◆ **Given task**: Transcribe all of the material exactly. Any picture in it should be left out.

◆ **Records supplied**:
○ ○ ○

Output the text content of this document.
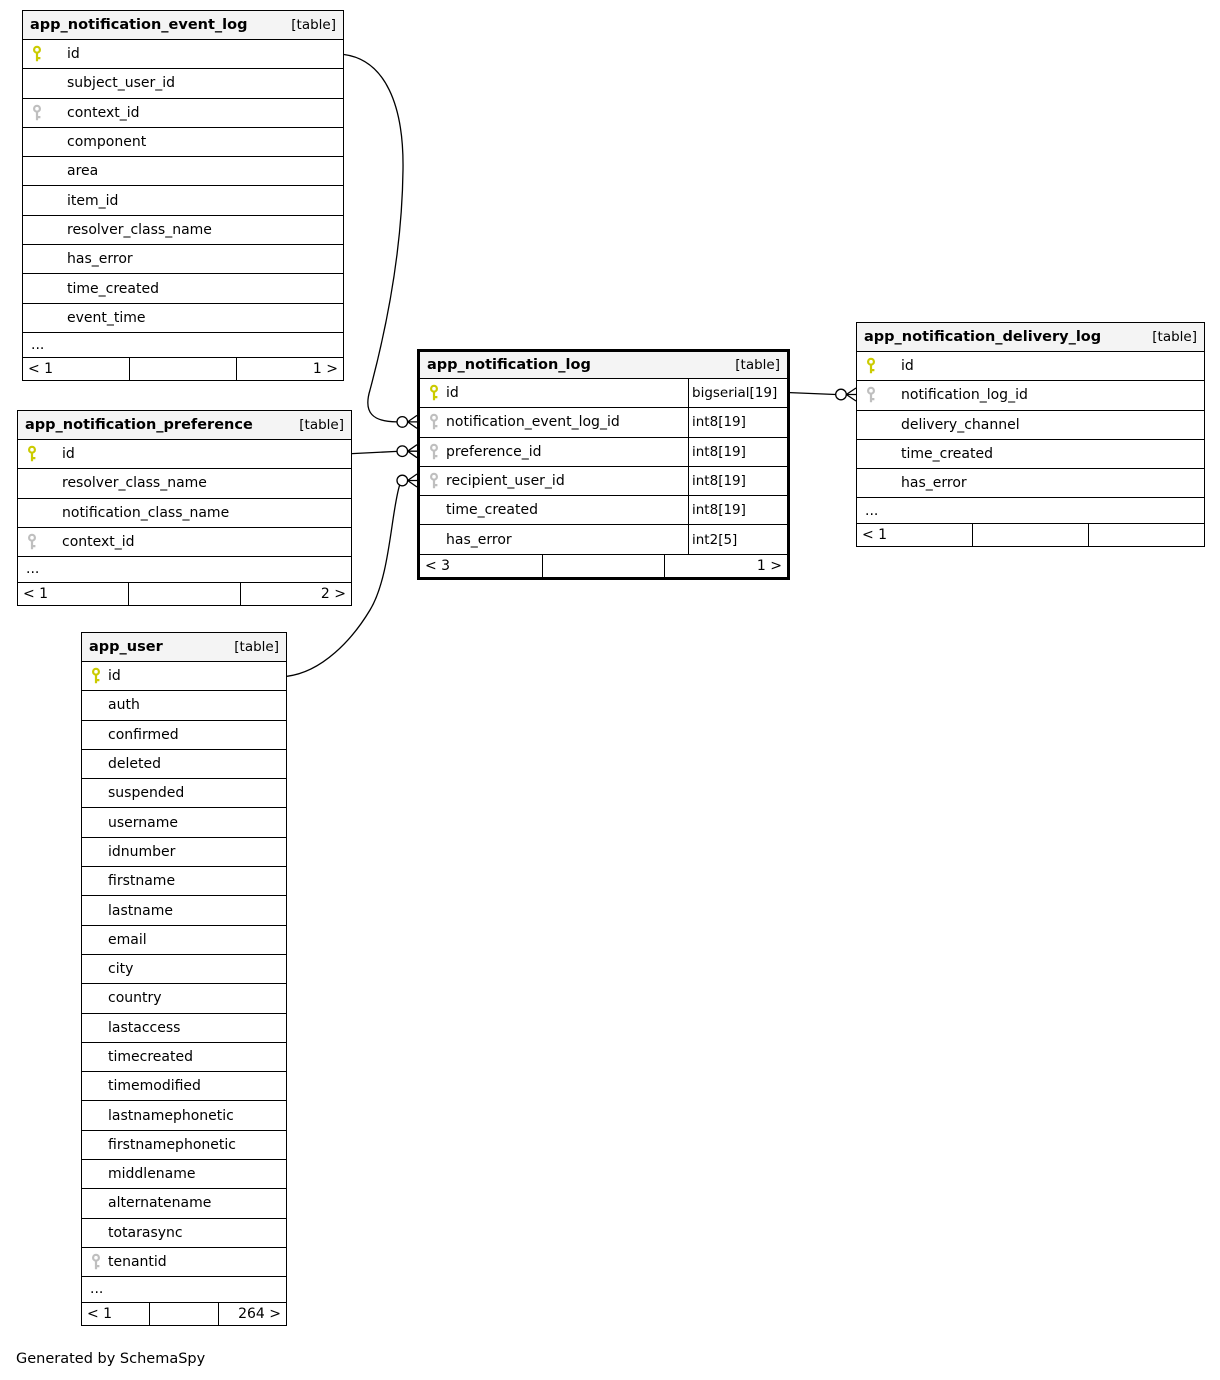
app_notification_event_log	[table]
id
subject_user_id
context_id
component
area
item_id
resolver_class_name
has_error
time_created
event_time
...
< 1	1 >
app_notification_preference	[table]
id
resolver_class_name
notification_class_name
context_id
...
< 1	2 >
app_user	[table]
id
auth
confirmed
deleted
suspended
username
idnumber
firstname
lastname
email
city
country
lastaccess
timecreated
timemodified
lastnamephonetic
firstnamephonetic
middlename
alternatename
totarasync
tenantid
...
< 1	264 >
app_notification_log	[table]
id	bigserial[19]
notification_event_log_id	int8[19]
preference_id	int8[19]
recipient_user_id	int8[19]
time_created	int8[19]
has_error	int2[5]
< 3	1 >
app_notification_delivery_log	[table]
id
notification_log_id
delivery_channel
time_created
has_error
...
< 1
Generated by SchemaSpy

○ ○ ○

◆ **Answer to the problem**:
Output the text content of this document.
app_notification_event_log	[table]
id
subject_user_id
context_id
component
area
item_id
resolver_class_name
has_error
time_created
event_time
...
< 1	1 >
app_notification_preference	[table]
id
resolver_class_name
notification_class_name
context_id
...
< 1	2 >
app_user	[table]
id
auth
confirmed
deleted
suspended
username
idnumber
firstname
lastname
email
city
country
lastaccess
timecreated
timemodified
lastnamephonetic
firstnamephonetic
middlename
alternatename
totarasync
tenantid
...
< 1	264 >
app_notification_log	[table]
id	bigserial[19]
notification_event_log_id	int8[19]
preference_id	int8[19]
recipient_user_id	int8[19]
time_created	int8[19]
has_error	int2[5]
< 3	1 >
app_notification_delivery_log	[table]
id
notification_log_id
delivery_channel
time_created
has_error
...
< 1
Generated by SchemaSpy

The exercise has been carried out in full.